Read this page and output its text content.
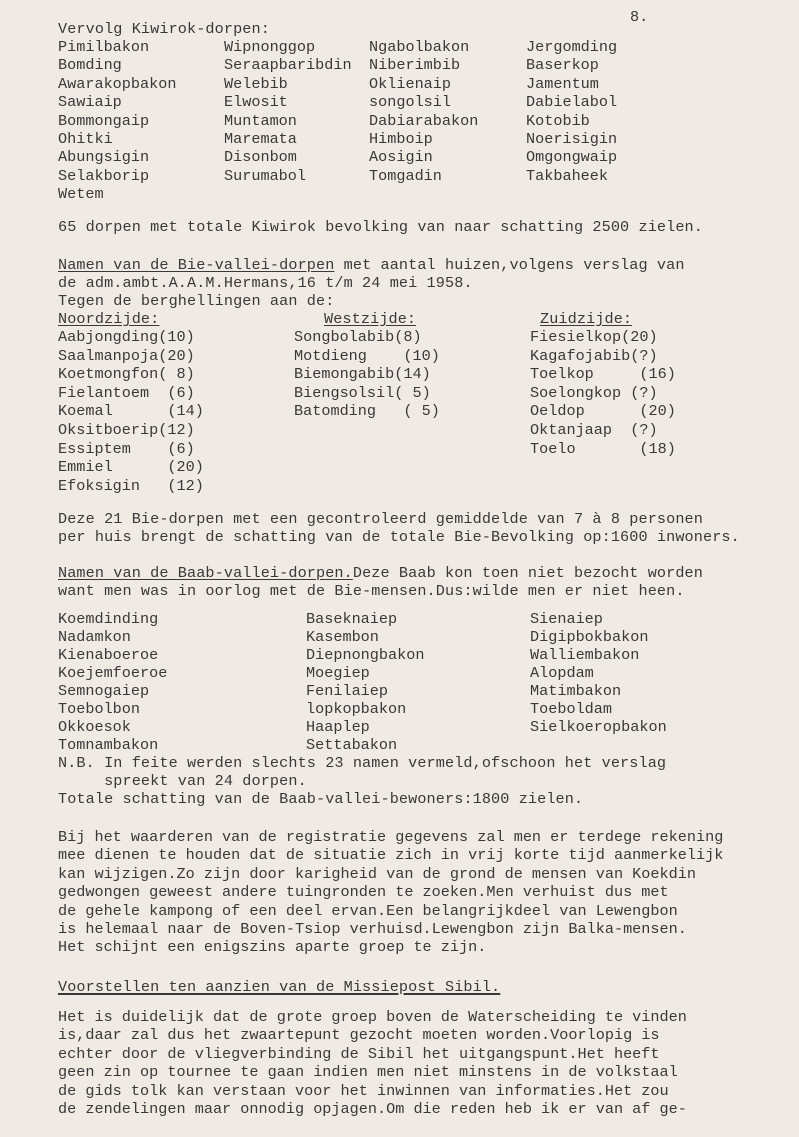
8.
Vervolg Kiwirok-dorpen:
Pimilbakon
Bomding
Awarakopbakon
Sawiaip
Bommongaip
Ohitki
Abungsigin
Selakborip
Wetem
Wipnonggop
Seraapbaribdin
Welebib
Elwosit
Muntamon
Maremata
Disonbom
Surumabol
Ngabolbakon
Niberimbib
Oklienaip
songolsil
Dabiarabakon
Himboip
Aosigin
Tomgadin
Jergomding
Baserkop
Jamentum
Dabielabol
Kotobib
Noerisigin
Omgongwaip
Takbaheek
65 dorpen met totale Kiwirok bevolking van naar schatting 2500 zielen.
Namen van de Bie-vallei-dorpen met aantal huizen,volgens verslag van
de adm.ambt.A.A.M.Hermans,16 t/m 24 mei 1958.
Tegen de berghellingen aan de:
Noordzijde:	Westzijde:	Zuidzijde:
Aabjongding(10)
Saalmanpoja(20)
Koetmongfon( 8)
Fielantoem  (6)
Koemal      (14)
Oksitboerip(12)
Essiptem    (6)
Emmiel      (20)
Efoksigin   (12)
Songbolabib(8)
Motdieng    (10)
Biemongabib(14)
Biengsolsil( 5)
Batomding   ( 5)
Fiesielkop(20)
Kagafojabib(?)
Toelkop     (16)
Soelongkop (?)
Oeldop      (20)
Oktanjaap  (?)
Toelo       (18)
Deze 21 Bie-dorpen met een gecontroleerd gemiddelde van 7 à 8 personen
per huis brengt de schatting van de totale Bie-Bevolking op:1600 inwoners.
Namen van de Baab-vallei-dorpen.Deze Baab kon toen niet bezocht worden
want men was in oorlog met de Bie-mensen.Dus:wilde men er niet heen.
Koemdinding
Nadamkon
Kienaboeroe
Koejemfoeroe
Semnogaiep
Toebolbon
Okkoesok
Tomnambakon
Baseknaiep
Kasembon
Diepnongbakon
Moegiep
Fenilaiep
lopkopbakon
Haaplep
Settabakon
Sienaiep
Digipbokbakon
Walliembakon
Alopdam
Matimbakon
Toeboldam
Sielkoeropbakon
N.B. In feite werden slechts 23 namen vermeld,ofschoon het verslag
spreekt van 24 dorpen.
Totale schatting van de Baab-vallei-bewoners:1800 zielen.
Bij het waarderen van de registratie gegevens zal men er terdege rekening
mee dienen te houden dat de situatie zich in vrij korte tijd aanmerkelijk
kan wijzigen.Zo zijn door karigheid van de grond de mensen van Koekdin
gedwongen geweest andere tuingronden te zoeken.Men verhuist dus met
de gehele kampong of een deel ervan.Een belangrijkdeel van Lewengbon
is helemaal naar de Boven-Tsiop verhuisd.Lewengbon zijn Balka-mensen.
Het schijnt een enigszins aparte groep te zijn.
Voorstellen ten aanzien van de Missiepost Sibil.
Het is duidelijk dat de grote groep boven de Waterscheiding te vinden
is,daar zal dus het zwaartepunt gezocht moeten worden.Voorlopig is
echter door de vliegverbinding de Sibil het uitgangspunt.Het heeft
geen zin op tournee te gaan indien men niet minstens in de volkstaal
de gids tolk kan verstaan voor het inwinnen van informaties.Het zou
de zendelingen maar onnodig opjagen.Om die reden heb ik er van af ge-
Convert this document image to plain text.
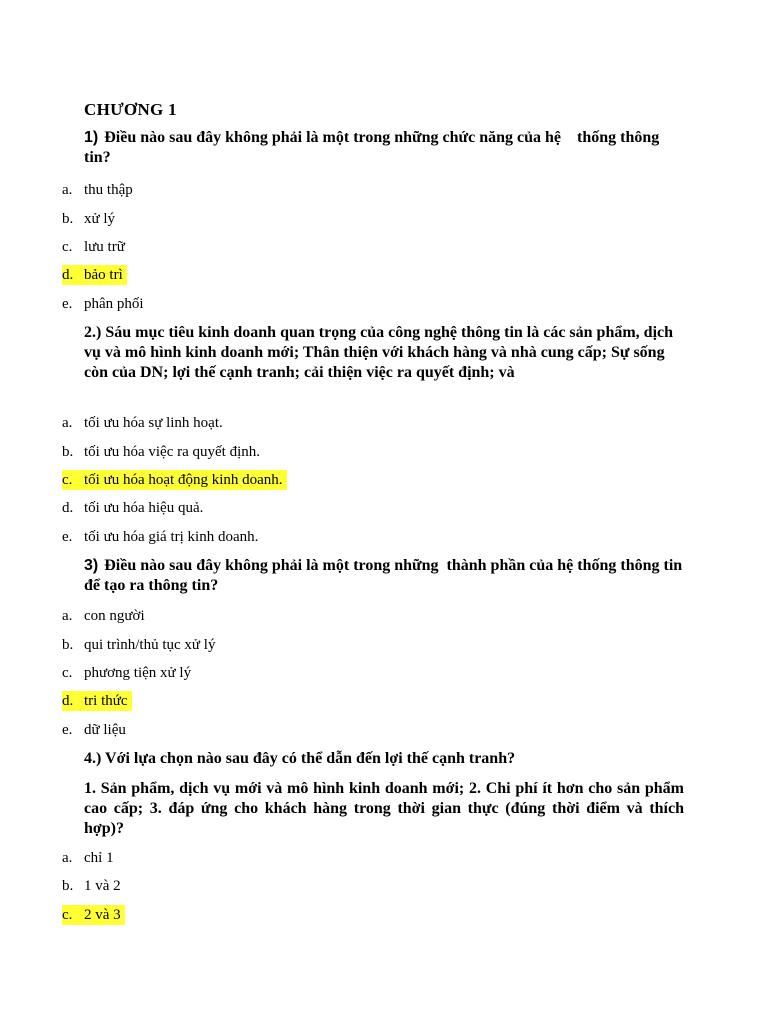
CHƯƠNG 1
1) Điều nào sau đây không phải là một trong những chức năng của hệ    thống thông tin?
a. thu thập
b. xử lý
c. lưu trữ
d. bảo trì
e. phân phối
2.) Sáu mục tiêu kinh doanh quan trọng của công nghệ thông tin là các sản phẩm, dịch vụ và mô hình kinh doanh mới; Thân thiện với khách hàng và nhà cung cấp; Sự sống còn của DN; lợi thế cạnh tranh; cải thiện việc ra quyết định; và
a. tối ưu hóa sự linh hoạt.
b. tối ưu hóa việc ra quyết định.
c. tối ưu hóa hoạt động kinh doanh.
d. tối ưu hóa hiệu quả.
e. tối ưu hóa giá trị kinh doanh.
3) Điều nào sau đây không phải là một trong những  thành phần của hệ thống thông tin để tạo ra thông tin?
a. con người
b. qui trình/thủ tục xử lý
c. phương tiện xử lý
d. tri thức
e. dữ liệu
4.) Với lựa chọn nào sau đây có thể dẫn đến lợi thế cạnh tranh?
1. Sản phẩm, dịch vụ mới và mô hình kinh doanh mới; 2. Chi phí ít hơn cho sản phẩm cao cấp; 3. đáp ứng cho khách hàng trong thời gian thực (đúng thời điểm và thích hợp)?
a. chỉ 1
b. 1 và 2
c. 2 và 3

● ● ● ● ●

» **WHAT IS ASKED**
In the records above, how many lines include the string "verslag"? Answer with only the number.

» **FINAL RESULT**
2